Dataset excerpt:
>> begin

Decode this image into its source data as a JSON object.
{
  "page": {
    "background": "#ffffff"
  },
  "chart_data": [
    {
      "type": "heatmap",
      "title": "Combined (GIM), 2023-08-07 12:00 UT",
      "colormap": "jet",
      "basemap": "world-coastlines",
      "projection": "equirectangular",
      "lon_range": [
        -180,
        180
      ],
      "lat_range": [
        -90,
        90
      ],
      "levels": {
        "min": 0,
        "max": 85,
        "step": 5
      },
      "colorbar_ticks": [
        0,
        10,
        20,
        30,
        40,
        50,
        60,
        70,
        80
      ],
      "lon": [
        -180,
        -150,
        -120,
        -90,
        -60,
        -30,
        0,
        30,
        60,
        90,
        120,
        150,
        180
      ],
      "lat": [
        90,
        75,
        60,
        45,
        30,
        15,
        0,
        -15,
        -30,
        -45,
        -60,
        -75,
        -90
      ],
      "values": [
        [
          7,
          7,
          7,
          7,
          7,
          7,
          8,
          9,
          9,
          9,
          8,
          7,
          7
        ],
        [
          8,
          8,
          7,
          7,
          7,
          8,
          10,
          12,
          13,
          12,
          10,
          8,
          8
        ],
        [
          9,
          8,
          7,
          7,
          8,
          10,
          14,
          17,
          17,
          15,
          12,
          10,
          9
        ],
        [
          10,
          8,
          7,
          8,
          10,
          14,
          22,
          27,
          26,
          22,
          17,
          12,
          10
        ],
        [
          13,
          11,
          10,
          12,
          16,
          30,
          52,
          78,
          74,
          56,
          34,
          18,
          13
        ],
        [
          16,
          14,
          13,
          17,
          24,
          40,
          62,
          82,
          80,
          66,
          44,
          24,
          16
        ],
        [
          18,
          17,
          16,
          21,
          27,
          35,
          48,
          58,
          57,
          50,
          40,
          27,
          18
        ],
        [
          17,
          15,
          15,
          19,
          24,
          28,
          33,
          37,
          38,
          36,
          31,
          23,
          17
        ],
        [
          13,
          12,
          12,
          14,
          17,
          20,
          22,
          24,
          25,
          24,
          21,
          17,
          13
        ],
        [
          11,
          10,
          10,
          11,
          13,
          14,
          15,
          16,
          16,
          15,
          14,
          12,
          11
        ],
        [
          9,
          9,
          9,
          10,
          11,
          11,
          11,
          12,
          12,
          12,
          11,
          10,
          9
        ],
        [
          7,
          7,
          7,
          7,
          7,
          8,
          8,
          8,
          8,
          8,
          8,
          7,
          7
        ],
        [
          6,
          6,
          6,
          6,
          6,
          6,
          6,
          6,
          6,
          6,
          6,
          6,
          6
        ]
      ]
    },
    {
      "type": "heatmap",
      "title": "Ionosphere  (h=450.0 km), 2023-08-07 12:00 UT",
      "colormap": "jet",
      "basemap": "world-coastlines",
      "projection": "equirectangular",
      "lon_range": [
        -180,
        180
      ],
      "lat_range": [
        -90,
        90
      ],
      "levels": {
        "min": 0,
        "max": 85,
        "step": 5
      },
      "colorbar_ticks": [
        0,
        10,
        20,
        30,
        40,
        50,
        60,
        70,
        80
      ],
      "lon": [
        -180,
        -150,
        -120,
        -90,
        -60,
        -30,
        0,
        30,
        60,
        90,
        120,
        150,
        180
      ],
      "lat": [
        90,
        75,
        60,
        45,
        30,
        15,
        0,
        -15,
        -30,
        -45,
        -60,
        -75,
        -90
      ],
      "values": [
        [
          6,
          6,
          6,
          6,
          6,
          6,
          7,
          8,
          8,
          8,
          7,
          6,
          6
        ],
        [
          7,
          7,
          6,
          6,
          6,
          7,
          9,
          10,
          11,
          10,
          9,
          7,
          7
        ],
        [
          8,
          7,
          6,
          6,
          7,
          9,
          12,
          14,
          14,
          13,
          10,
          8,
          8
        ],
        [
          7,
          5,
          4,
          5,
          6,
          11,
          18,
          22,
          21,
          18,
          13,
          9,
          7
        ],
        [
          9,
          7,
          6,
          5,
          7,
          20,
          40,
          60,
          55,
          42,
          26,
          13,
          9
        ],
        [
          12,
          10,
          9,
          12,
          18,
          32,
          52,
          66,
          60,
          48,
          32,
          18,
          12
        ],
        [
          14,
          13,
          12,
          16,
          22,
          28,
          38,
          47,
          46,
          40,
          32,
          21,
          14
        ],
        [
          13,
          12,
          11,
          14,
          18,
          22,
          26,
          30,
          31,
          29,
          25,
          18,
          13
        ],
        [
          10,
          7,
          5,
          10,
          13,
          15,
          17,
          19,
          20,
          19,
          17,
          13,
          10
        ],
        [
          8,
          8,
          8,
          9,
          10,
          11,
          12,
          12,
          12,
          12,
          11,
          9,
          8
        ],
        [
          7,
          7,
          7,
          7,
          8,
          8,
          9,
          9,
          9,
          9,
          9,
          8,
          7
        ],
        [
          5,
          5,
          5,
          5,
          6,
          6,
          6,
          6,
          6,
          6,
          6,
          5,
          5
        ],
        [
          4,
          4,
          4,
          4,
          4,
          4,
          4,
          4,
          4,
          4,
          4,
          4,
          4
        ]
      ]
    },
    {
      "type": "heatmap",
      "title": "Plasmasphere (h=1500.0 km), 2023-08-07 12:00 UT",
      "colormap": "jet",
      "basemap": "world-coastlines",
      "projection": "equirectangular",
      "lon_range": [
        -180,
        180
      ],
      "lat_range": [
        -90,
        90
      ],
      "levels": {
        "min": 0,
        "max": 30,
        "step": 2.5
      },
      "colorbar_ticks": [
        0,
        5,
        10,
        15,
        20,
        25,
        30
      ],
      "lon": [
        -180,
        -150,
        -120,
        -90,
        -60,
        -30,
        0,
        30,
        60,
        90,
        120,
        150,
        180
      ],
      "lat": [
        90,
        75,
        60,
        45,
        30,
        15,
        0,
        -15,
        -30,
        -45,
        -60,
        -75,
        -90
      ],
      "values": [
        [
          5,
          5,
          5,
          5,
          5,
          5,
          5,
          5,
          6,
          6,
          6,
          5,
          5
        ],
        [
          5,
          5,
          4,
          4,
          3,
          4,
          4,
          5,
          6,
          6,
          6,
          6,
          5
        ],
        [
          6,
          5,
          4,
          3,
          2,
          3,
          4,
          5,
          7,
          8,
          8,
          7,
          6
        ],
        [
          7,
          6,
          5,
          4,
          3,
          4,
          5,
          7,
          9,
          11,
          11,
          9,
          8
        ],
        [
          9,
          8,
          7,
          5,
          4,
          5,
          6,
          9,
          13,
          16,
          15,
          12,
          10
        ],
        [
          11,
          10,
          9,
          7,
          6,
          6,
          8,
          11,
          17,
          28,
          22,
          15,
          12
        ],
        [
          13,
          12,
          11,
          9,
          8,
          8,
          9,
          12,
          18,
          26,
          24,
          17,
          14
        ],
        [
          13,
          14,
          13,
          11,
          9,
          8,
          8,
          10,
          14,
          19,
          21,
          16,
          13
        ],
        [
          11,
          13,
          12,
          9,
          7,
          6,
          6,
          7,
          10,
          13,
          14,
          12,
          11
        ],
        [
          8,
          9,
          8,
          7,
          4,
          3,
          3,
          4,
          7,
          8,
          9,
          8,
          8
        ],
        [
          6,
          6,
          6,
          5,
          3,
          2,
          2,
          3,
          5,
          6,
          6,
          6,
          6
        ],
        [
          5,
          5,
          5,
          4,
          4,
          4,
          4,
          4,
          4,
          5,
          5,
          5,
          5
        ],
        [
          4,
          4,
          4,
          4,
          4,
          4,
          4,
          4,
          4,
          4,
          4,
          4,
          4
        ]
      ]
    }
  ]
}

>> end

» Direction: Without omitting anything, output the entries exactly.

» Written solution:
Decode this image into its source data as a JSON object.
{
  "page": {
    "background": "#ffffff"
  },
  "chart_data": [
    {
      "type": "heatmap",
      "title": "Combined (GIM), 2023-08-07 12:00 UT",
      "colormap": "jet",
      "basemap": "world-coastlines",
      "projection": "equirectangular",
      "lon_range": [
        -180,
        180
      ],
      "lat_range": [
        -90,
        90
      ],
      "levels": {
        "min": 0,
        "max": 85,
        "step": 5
      },
      "colorbar_ticks": [
        0,
        10,
        20,
        30,
        40,
        50,
        60,
        70,
        80
      ],
      "lon": [
        -180,
        -150,
        -120,
        -90,
        -60,
        -30,
        0,
        30,
        60,
        90,
        120,
        150,
        180
      ],
      "lat": [
        90,
        75,
        60,
        45,
        30,
        15,
        0,
        -15,
        -30,
        -45,
        -60,
        -75,
        -90
      ],
      "values": [
        [
          7,
          7,
          7,
          7,
          7,
          7,
          8,
          9,
          9,
          9,
          8,
          7,
          7
        ],
        [
          8,
          8,
          7,
          7,
          7,
          8,
          10,
          12,
          13,
          12,
          10,
          8,
          8
        ],
        [
          9,
          8,
          7,
          7,
          8,
          10,
          14,
          17,
          17,
          15,
          12,
          10,
          9
        ],
        [
          10,
          8,
          7,
          8,
          10,
          14,
          22,
          27,
          26,
          22,
          17,
          12,
          10
        ],
        [
          13,
          11,
          10,
          12,
          16,
          30,
          52,
          78,
          74,
          56,
          34,
          18,
          13
        ],
        [
          16,
          14,
          13,
          17,
          24,
          40,
          62,
          82,
          80,
          66,
          44,
          24,
          16
        ],
        [
          18,
          17,
          16,
          21,
          27,
          35,
          48,
          58,
          57,
          50,
          40,
          27,
          18
        ],
        [
          17,
          15,
          15,
          19,
          24,
          28,
          33,
          37,
          38,
          36,
          31,
          23,
          17
        ],
        [
          13,
          12,
          12,
          14,
          17,
          20,
          22,
          24,
          25,
          24,
          21,
          17,
          13
        ],
        [
          11,
          10,
          10,
          11,
          13,
          14,
          15,
          16,
          16,
          15,
          14,
          12,
          11
        ],
        [
          9,
          9,
          9,
          10,
          11,
          11,
          11,
          12,
          12,
          12,
          11,
          10,
          9
        ],
        [
          7,
          7,
          7,
          7,
          7,
          8,
          8,
          8,
          8,
          8,
          8,
          7,
          7
        ],
        [
          6,
          6,
          6,
          6,
          6,
          6,
          6,
          6,
          6,
          6,
          6,
          6,
          6
        ]
      ]
    },
    {
      "type": "heatmap",
      "title": "Ionosphere  (h=450.0 km), 2023-08-07 12:00 UT",
      "colormap": "jet",
      "basemap": "world-coastlines",
      "projection": "equirectangular",
      "lon_range": [
        -180,
        180
      ],
      "lat_range": [
        -90,
        90
      ],
      "levels": {
        "min": 0,
        "max": 85,
        "step": 5
      },
      "colorbar_ticks": [
        0,
        10,
        20,
        30,
        40,
        50,
        60,
        70,
        80
      ],
      "lon": [
        -180,
        -150,
        -120,
        -90,
        -60,
        -30,
        0,
        30,
        60,
        90,
        120,
        150,
        180
      ],
      "lat": [
        90,
        75,
        60,
        45,
        30,
        15,
        0,
        -15,
        -30,
        -45,
        -60,
        -75,
        -90
      ],
      "values": [
        [
          6,
          6,
          6,
          6,
          6,
          6,
          7,
          8,
          8,
          8,
          7,
          6,
          6
        ],
        [
          7,
          7,
          6,
          6,
          6,
          7,
          9,
          10,
          11,
          10,
          9,
          7,
          7
        ],
        [
          8,
          7,
          6,
          6,
          7,
          9,
          12,
          14,
          14,
          13,
          10,
          8,
          8
        ],
        [
          7,
          5,
          4,
          5,
          6,
          11,
          18,
          22,
          21,
          18,
          13,
          9,
          7
        ],
        [
          9,
          7,
          6,
          5,
          7,
          20,
          40,
          60,
          55,
          42,
          26,
          13,
          9
        ],
        [
          12,
          10,
          9,
          12,
          18,
          32,
          52,
          66,
          60,
          48,
          32,
          18,
          12
        ],
        [
          14,
          13,
          12,
          16,
          22,
          28,
          38,
          47,
          46,
          40,
          32,
          21,
          14
        ],
        [
          13,
          12,
          11,
          14,
          18,
          22,
          26,
          30,
          31,
          29,
          25,
          18,
          13
        ],
        [
          10,
          7,
          5,
          10,
          13,
          15,
          17,
          19,
          20,
          19,
          17,
          13,
          10
        ],
        [
          8,
          8,
          8,
          9,
          10,
          11,
          12,
          12,
          12,
          12,
          11,
          9,
          8
        ],
        [
          7,
          7,
          7,
          7,
          8,
          8,
          9,
          9,
          9,
          9,
          9,
          8,
          7
        ],
        [
          5,
          5,
          5,
          5,
          6,
          6,
          6,
          6,
          6,
          6,
          6,
          5,
          5
        ],
        [
          4,
          4,
          4,
          4,
          4,
          4,
          4,
          4,
          4,
          4,
          4,
          4,
          4
        ]
      ]
    },
    {
      "type": "heatmap",
      "title": "Plasmasphere (h=1500.0 km), 2023-08-07 12:00 UT",
      "colormap": "jet",
      "basemap": "world-coastlines",
      "projection": "equirectangular",
      "lon_range": [
        -180,
        180
      ],
      "lat_range": [
        -90,
        90
      ],
      "levels": {
        "min": 0,
        "max": 30,
        "step": 2.5
      },
      "colorbar_ticks": [
        0,
        5,
        10,
        15,
        20,
        25,
        30
      ],
      "lon": [
        -180,
        -150,
        -120,
        -90,
        -60,
        -30,
        0,
        30,
        60,
        90,
        120,
        150,
        180
      ],
      "lat": [
        90,
        75,
        60,
        45,
        30,
        15,
        0,
        -15,
        -30,
        -45,
        -60,
        -75,
        -90
      ],
      "values": [
        [
          5,
          5,
          5,
          5,
          5,
          5,
          5,
          5,
          6,
          6,
          6,
          5,
          5
        ],
        [
          5,
          5,
          4,
          4,
          3,
          4,
          4,
          5,
          6,
          6,
          6,
          6,
          5
        ],
        [
          6,
          5,
          4,
          3,
          2,
          3,
          4,
          5,
          7,
          8,
          8,
          7,
          6
        ],
        [
          7,
          6,
          5,
          4,
          3,
          4,
          5,
          7,
          9,
          11,
          11,
          9,
          8
        ],
        [
          9,
          8,
          7,
          5,
          4,
          5,
          6,
          9,
          13,
          16,
          15,
          12,
          10
        ],
        [
          11,
          10,
          9,
          7,
          6,
          6,
          8,
          11,
          17,
          28,
          22,
          15,
          12
        ],
        [
          13,
          12,
          11,
          9,
          8,
          8,
          9,
          12,
          18,
          26,
          24,
          17,
          14
        ],
        [
          13,
          14,
          13,
          11,
          9,
          8,
          8,
          10,
          14,
          19,
          21,
          16,
          13
        ],
        [
          11,
          13,
          12,
          9,
          7,
          6,
          6,
          7,
          10,
          13,
          14,
          12,
          11
        ],
        [
          8,
          9,
          8,
          7,
          4,
          3,
          3,
          4,
          7,
          8,
          9,
          8,
          8
        ],
        [
          6,
          6,
          6,
          5,
          3,
          2,
          2,
          3,
          5,
          6,
          6,
          6,
          6
        ],
        [
          5,
          5,
          5,
          4,
          4,
          4,
          4,
          4,
          4,
          5,
          5,
          5,
          5
        ],
        [
          4,
          4,
          4,
          4,
          4,
          4,
          4,
          4,
          4,
          4,
          4,
          4,
          4
        ]
      ]
    }
  ]
}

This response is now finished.